### SET PROBLEM
Give the number of lines containing "Attend" in this listing, with no other words.

[Dataset items]
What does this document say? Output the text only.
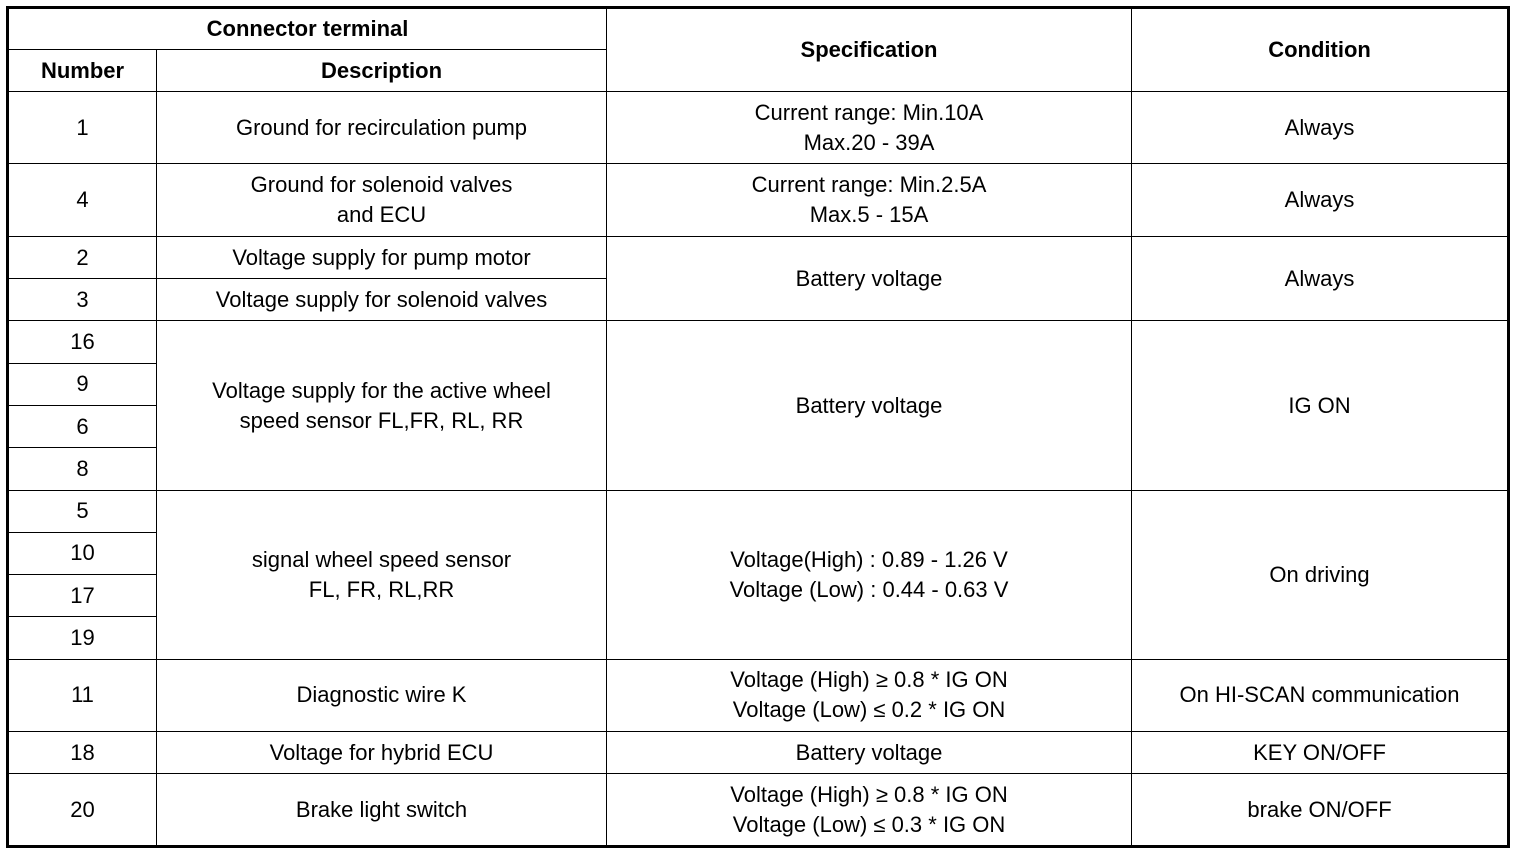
Connector terminal		Specification	Condition
Number	Description		
1	Ground for recirculation pump	Current range: Min.10A
Max.20 - 39A	Always
4	Ground for solenoid valves
and ECU	Current range: Min.2.5A
Max.5 - 15A	Always
2	Voltage supply for pump motor	Battery voltage	Always
3	Voltage supply for solenoid valves		

16	Voltage supply for the active wheel
speed sensor FL,FR, RL, RR	Battery voltage	IG ON
9			
6			
8			
5	signal wheel speed sensor
FL, FR, RL,RR	Voltage(High) : 0.89 - 1.26 V
Voltage (Low) : 0.44 - 0.63 V	On driving
10			
17			
19			
11	Diagnostic wire K	Voltage (High) ≥ 0.8 * IG ON
Voltage (Low) ≤ 0.2 * IG ON	On HI-SCAN communication
18	Voltage for hybrid ECU	Battery voltage	KEY ON/OFF
20	Brake light switch	Voltage (High) ≥ 0.8 * IG ON
Voltage (Low) ≤ 0.3 * IG ON	brake ON/OFF
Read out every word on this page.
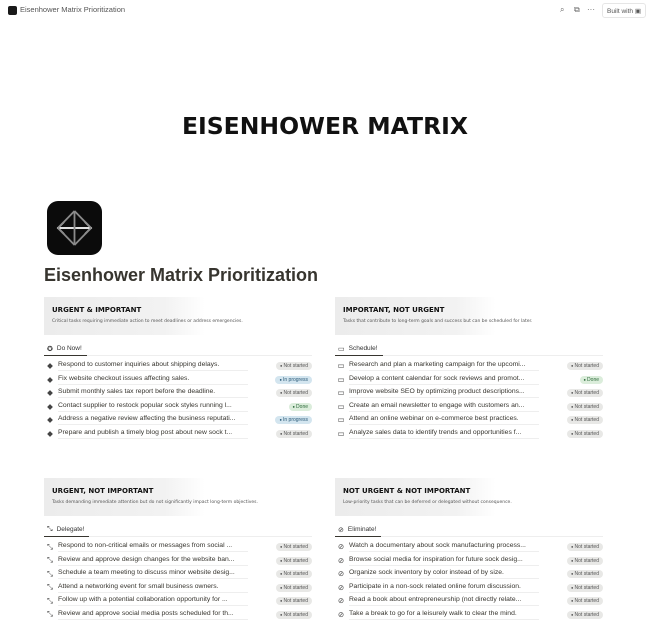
Eisenhower Matrix Prioritization	⌕ ⧉ ···	Built with ▣
EISENHOWER MATRIX
Eisenhower Matrix Prioritization
URGENT & IMPORTANT
Critical tasks requiring immediate action to meet deadlines or address emergencies.
✪ Do Now!
◆ Respond to customer inquiries about shipping delays.	● Not started
◆ Fix website checkout issues affecting sales.	● In progress
◆ Submit monthly sales tax report before the deadline.	● Not started
◆ Contact supplier to restock popular sock styles running l...	● Done
◆ Address a negative review affecting the business reputati...	● In progress
◆ Prepare and publish a timely blog post about new sock t...	● Not started
IMPORTANT, NOT URGENT
Tasks that contribute to long-term goals and success but can be scheduled for later.
▭ Schedule!
▭ Research and plan a marketing campaign for the upcomi...	● Not started
▭ Develop a content calendar for sock reviews and promot...	● Done
▭ Improve website SEO by optimizing product descriptions...	● Not started
▭ Create an email newsletter to engage with customers an...	● Not started
▭ Attend an online webinar on e-commerce best practices.	● Not started
▭ Analyze sales data to identify trends and opportunities f...	● Not started
URGENT, NOT IMPORTANT
Tasks demanding immediate attention but do not significantly impact long-term objectives.
⤡ Delegate!
⤡ Respond to non-critical emails or messages from social ...	● Not started
⤡ Review and approve design changes for the website ban...	● Not started
⤡ Schedule a team meeting to discuss minor website desig...	● Not started
⤡ Attend a networking event for small business owners.	● Not started
⤡ Follow up with a potential collaboration opportunity for ...	● Not started
⤡ Review and approve social media posts scheduled for th...	● Not started
NOT URGENT & NOT IMPORTANT
Low-priority tasks that can be deferred or delegated without consequence.
⊘ Eliminate!
⊘ Watch a documentary about sock manufacturing process...	● Not started
⊘ Browse social media for inspiration for future sock desig...	● Not started
⊘ Organize sock inventory by color instead of by size.	● Not started
⊘ Participate in a non-sock related online forum discussion.	● Not started
⊘ Read a book about entrepreneurship (not directly relate...	● Not started
⊘ Take a break to go for a leisurely walk to clear the mind.	● Not started
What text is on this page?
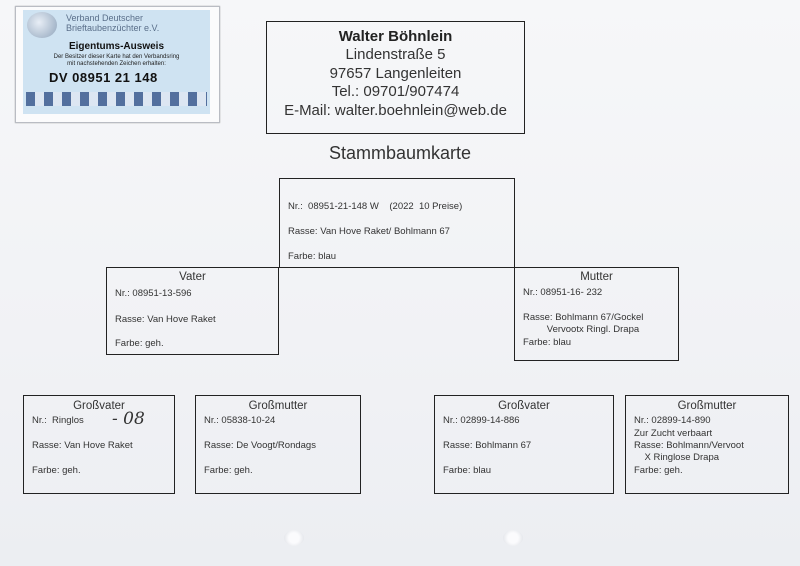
Verband Deutscher
Brieftaubenzüchter e.V.
Eigentums-Ausweis
Der Besitzer dieser Karte hat den Verbandsring
mit nachstehenden Zeichen erhalten:
DV 08951 21 148
Walter Böhnlein
Lindenstraße 5
97657 Langenleiten
Tel.: 09701/907474
E-Mail: walter.boehnlein@web.de
Stammbaumkarte
Nr.:  08951-21-148 W    (2022  10 Preise)
Rasse: Van Hove Raket/ Bohlmann 67
Farbe: blau
Vater
Nr.: 08951-13-596
Rasse: Van Hove Raket
Farbe: geh.
Mutter
Nr.: 08951-16- 232
Rasse: Bohlmann 67/Gockel
Vervootx Ringl. Drapa
Farbe: blau
Großvater
Nr.:  Ringlos - 08
Rasse: Van Hove Raket
Farbe: geh.
Großmutter
Nr.: 05838-10-24
Rasse: De Voogt/Rondags
Farbe: geh.
Großvater
Nr.: 02899-14-886
Rasse: Bohlmann 67
Farbe: blau
Großmutter
Nr.: 02899-14-890
Zur Zucht verbaart
Rasse: Bohlmann/Vervoot
X Ringlose Drapa
Farbe: geh.
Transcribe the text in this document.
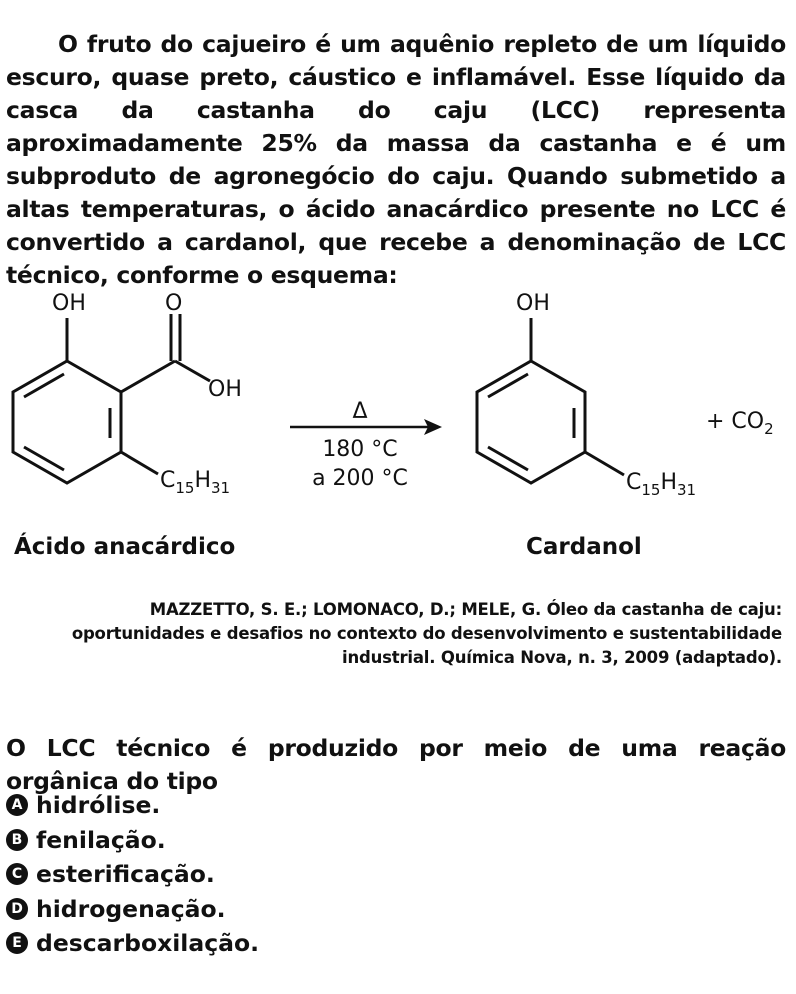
O fruto do cajueiro é um aquênio repleto de um líquido escuro, quase preto, cáustico e inflamável. Esse líquido da casca da castanha do caju (LCC) representa aproximadamente 25% da massa da castanha e é um subproduto de agronegócio do caju. Quando submetido a altas temperaturas, o ácido anacárdico presente no LCC é convertido a cardanol, que recebe a denominação de LCC técnico, conforme o esquema:

OH	O
OH
$C_{15}H_{31}$
Δ
180 °C
a 200 °C
OH
$C_{15}H_{31}$
+ $CO_2$
Ácido anacárdico	Cardanol
MAZZETTO, S. E.; LOMONACO, D.; MELE, G. Óleo da castanha de caju: oportunidades e desafios no contexto do desenvolvimento e sustentabilidade industrial. Química Nova, n. 3, 2009 (adaptado).

O LCC técnico é produzido por meio de uma reação orgânica do tipo

A hidrólise.
B fenilação.
C esterificação.
D hidrogenação.
E descarboxilação.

### FULL RESPONSE
2